* **AIM**
Make a tally of the lines in the records that include the string "Jones", and give only that number.

* **EXCERPTED DATA**
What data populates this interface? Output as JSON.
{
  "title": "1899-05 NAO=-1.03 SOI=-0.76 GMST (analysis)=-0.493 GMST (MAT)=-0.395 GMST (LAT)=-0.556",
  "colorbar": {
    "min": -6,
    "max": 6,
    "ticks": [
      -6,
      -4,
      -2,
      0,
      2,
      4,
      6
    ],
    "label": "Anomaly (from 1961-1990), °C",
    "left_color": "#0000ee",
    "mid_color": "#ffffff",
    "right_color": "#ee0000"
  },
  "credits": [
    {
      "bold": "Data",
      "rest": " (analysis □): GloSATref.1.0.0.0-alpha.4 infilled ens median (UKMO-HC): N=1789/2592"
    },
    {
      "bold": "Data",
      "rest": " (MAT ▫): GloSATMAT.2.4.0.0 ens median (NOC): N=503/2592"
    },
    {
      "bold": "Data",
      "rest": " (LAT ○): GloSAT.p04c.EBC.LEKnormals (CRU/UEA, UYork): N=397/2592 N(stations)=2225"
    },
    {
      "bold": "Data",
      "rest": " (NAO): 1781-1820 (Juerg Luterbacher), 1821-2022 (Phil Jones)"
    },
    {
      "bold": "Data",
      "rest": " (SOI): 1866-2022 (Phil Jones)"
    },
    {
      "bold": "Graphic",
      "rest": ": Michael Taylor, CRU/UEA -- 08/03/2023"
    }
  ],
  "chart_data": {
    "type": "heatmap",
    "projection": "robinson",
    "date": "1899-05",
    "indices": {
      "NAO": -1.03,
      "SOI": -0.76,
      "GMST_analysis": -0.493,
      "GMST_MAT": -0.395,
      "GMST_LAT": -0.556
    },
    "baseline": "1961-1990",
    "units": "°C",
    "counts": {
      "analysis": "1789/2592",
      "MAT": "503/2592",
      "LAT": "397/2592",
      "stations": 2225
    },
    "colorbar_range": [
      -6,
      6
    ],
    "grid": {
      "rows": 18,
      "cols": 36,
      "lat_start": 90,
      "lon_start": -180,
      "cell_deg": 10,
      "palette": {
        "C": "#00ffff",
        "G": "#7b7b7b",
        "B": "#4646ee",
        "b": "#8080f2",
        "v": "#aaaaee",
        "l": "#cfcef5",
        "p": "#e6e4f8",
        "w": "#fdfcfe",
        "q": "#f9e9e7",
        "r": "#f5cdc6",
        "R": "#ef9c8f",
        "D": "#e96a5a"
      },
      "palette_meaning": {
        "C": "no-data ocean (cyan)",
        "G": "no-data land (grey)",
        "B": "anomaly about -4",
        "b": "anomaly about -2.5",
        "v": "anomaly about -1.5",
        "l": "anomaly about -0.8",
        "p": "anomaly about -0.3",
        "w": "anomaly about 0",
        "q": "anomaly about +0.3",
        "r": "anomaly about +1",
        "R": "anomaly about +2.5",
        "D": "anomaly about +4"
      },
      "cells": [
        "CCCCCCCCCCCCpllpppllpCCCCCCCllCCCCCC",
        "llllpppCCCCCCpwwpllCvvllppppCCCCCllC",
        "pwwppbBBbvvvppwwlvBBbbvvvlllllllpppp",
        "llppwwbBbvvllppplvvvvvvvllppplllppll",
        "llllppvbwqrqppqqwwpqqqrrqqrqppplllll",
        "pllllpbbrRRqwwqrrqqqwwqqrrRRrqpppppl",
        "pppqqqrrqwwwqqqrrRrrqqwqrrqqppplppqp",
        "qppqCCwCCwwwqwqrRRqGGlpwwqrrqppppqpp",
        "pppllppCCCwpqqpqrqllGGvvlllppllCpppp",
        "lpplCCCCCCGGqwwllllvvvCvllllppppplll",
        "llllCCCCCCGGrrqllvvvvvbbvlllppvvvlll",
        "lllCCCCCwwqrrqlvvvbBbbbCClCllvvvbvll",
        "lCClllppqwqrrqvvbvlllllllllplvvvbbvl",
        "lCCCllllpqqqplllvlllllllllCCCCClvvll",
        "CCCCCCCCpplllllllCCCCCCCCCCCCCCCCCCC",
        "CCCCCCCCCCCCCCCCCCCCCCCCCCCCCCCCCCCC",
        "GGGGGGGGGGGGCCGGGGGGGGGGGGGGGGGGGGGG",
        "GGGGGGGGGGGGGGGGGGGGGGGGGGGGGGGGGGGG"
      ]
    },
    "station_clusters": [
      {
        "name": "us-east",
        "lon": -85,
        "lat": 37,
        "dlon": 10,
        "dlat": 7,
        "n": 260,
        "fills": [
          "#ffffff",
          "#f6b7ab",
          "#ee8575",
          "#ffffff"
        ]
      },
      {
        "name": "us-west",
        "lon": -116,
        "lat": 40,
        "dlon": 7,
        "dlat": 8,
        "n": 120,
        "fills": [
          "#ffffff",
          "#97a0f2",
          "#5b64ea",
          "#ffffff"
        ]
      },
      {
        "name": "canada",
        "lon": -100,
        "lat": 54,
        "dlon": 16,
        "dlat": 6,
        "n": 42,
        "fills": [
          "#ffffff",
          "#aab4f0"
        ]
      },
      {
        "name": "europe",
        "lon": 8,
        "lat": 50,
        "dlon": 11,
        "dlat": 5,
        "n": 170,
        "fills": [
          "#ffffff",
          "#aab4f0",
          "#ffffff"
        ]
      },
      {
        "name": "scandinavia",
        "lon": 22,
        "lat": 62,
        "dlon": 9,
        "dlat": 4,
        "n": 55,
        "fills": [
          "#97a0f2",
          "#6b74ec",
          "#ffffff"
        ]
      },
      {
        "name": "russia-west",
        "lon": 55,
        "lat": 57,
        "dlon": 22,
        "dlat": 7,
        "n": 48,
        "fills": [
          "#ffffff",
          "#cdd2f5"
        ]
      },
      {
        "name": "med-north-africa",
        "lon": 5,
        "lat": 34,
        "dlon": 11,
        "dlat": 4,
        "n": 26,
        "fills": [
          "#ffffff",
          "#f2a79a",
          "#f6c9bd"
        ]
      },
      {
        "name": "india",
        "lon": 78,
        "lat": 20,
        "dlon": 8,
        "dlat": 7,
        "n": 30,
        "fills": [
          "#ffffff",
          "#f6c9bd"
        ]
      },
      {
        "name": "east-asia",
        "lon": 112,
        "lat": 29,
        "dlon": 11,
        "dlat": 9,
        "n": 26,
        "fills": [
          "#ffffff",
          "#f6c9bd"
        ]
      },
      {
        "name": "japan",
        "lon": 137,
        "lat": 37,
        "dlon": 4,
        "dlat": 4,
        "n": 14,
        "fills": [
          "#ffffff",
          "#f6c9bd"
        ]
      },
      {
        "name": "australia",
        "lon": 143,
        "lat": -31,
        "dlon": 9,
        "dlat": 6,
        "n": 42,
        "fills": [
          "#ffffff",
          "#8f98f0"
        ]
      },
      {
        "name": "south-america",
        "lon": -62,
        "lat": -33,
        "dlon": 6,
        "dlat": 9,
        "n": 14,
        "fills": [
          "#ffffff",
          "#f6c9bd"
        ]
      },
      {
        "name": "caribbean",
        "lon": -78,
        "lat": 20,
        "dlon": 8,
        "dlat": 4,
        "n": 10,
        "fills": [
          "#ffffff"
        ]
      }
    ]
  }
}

* **WRITTEN ANSWER**
2